:: AIM ::
Provide the count of lines that hold "color" and no other output.

:: Figure data in JSON ::
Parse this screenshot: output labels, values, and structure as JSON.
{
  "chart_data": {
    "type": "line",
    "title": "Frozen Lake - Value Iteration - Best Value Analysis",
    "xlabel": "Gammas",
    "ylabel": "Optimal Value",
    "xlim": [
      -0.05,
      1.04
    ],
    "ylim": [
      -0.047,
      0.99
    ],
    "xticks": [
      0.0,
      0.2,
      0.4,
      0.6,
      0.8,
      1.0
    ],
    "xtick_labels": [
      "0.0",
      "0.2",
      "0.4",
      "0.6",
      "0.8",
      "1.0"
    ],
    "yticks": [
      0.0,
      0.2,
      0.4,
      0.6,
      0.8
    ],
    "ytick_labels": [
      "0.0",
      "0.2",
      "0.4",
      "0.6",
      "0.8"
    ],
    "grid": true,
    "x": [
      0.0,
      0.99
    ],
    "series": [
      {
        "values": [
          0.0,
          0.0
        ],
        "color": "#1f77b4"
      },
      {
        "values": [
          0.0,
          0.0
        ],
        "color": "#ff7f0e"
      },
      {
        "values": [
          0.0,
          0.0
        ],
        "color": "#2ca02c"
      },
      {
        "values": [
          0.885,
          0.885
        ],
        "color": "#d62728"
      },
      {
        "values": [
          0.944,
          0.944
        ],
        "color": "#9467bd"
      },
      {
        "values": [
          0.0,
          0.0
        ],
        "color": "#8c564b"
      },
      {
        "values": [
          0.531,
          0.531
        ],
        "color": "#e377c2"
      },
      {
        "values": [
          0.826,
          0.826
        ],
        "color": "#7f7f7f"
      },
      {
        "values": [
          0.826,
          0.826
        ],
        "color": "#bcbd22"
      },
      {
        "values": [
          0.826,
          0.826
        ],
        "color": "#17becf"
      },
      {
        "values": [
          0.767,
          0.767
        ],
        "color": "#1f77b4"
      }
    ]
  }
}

:: EXPECTED OUTPUT ::
11